Prompt
Give the number of lines in the data that contain "modifications", and nothing more.

======== Given data

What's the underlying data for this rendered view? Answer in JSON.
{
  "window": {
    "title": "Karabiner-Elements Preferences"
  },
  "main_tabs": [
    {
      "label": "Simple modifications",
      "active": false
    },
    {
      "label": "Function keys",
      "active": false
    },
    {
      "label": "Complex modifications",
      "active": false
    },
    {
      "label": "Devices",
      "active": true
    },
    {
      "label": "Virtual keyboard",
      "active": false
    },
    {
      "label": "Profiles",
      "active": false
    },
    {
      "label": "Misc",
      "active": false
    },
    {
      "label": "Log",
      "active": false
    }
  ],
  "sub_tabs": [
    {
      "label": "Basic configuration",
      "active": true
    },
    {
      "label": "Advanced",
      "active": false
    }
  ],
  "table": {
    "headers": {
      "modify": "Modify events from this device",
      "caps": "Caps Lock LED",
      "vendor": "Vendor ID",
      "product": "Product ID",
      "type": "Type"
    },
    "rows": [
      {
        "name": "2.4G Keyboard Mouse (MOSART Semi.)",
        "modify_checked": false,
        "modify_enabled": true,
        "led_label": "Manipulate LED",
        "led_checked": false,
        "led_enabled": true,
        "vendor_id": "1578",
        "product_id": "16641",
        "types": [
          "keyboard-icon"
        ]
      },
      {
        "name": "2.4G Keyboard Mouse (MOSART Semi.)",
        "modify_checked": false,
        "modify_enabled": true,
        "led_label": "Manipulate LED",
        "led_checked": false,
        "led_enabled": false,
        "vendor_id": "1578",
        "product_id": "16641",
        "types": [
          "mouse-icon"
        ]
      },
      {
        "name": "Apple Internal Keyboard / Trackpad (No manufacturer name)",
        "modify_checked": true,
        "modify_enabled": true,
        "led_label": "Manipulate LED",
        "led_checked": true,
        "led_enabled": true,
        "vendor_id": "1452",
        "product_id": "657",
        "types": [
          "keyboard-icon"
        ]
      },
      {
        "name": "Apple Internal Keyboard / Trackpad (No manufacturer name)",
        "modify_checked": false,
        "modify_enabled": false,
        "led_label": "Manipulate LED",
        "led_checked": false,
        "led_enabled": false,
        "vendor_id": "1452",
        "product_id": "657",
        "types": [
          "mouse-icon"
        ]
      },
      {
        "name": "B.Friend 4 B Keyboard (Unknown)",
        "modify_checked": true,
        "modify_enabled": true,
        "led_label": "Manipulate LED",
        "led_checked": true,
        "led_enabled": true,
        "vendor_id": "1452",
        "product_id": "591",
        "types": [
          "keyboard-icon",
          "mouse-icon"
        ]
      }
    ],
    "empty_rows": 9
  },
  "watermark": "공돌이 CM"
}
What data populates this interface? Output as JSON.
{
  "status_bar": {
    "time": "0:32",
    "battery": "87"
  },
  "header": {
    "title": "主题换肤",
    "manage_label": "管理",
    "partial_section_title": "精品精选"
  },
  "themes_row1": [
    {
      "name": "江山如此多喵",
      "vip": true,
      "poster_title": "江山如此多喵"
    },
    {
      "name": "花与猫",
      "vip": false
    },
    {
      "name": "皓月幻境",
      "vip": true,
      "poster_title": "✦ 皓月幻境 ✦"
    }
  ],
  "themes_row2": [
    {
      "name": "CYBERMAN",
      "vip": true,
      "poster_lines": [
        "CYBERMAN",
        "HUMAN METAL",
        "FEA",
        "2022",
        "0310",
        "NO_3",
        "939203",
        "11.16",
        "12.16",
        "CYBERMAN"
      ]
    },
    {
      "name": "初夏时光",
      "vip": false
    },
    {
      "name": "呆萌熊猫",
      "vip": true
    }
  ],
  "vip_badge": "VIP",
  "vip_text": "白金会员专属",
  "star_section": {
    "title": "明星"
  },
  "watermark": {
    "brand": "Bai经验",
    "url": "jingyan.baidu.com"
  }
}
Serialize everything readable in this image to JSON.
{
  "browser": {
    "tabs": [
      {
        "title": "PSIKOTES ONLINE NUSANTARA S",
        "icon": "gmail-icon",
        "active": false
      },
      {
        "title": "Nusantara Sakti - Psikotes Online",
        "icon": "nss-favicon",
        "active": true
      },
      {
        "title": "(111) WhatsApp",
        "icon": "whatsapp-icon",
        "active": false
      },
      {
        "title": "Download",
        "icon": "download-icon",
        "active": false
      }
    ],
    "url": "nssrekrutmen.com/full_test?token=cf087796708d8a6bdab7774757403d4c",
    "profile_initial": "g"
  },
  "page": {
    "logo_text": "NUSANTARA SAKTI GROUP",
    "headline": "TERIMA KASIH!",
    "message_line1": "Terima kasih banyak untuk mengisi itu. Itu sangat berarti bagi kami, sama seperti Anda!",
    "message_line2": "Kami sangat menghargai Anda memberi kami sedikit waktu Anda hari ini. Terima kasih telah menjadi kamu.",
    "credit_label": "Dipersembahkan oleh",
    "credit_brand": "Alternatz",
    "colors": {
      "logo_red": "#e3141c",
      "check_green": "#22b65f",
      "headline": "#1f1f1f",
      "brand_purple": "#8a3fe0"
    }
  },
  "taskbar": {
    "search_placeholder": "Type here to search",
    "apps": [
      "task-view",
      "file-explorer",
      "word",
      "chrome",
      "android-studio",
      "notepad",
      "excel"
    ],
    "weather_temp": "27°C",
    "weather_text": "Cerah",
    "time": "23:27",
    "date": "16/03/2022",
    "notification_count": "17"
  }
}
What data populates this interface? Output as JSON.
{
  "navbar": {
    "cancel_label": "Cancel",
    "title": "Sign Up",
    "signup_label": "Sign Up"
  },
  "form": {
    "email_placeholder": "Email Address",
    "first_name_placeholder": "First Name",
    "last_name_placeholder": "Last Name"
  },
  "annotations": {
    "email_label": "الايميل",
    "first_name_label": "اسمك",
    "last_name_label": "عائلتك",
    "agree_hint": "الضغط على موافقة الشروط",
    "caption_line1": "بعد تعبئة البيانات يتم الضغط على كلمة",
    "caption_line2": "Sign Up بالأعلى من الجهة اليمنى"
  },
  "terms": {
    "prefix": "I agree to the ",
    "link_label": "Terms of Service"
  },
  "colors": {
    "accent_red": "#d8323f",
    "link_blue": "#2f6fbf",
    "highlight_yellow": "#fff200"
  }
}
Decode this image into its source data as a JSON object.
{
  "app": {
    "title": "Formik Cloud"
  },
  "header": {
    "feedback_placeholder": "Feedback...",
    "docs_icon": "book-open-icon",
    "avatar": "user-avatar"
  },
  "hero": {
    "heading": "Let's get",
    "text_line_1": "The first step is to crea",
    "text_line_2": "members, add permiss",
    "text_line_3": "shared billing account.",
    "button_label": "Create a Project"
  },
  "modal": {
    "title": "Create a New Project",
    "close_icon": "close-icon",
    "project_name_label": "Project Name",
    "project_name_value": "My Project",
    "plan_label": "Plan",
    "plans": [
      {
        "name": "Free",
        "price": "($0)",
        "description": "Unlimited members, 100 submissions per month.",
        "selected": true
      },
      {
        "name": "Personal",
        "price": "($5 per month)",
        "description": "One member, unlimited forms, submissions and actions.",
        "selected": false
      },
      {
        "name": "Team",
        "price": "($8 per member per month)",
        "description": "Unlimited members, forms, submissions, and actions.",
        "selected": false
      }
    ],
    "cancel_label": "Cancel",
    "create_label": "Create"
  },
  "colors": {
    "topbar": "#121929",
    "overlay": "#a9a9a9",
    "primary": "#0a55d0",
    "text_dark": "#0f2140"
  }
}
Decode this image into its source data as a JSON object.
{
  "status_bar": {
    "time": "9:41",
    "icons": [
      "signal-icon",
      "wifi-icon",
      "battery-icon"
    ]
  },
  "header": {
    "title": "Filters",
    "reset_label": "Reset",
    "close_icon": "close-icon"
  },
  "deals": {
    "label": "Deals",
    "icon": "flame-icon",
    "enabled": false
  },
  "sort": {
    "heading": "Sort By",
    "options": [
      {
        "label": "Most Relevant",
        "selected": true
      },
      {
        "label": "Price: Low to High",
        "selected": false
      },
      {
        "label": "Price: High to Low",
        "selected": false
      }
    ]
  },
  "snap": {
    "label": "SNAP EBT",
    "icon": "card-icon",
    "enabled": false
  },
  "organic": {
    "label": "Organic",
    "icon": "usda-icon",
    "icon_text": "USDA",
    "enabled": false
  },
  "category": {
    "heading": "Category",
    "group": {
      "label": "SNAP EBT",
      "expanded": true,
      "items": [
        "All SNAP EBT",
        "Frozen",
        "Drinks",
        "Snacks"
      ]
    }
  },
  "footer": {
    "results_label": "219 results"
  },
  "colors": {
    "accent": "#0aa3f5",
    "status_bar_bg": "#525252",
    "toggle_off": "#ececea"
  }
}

================

Answer to this task
2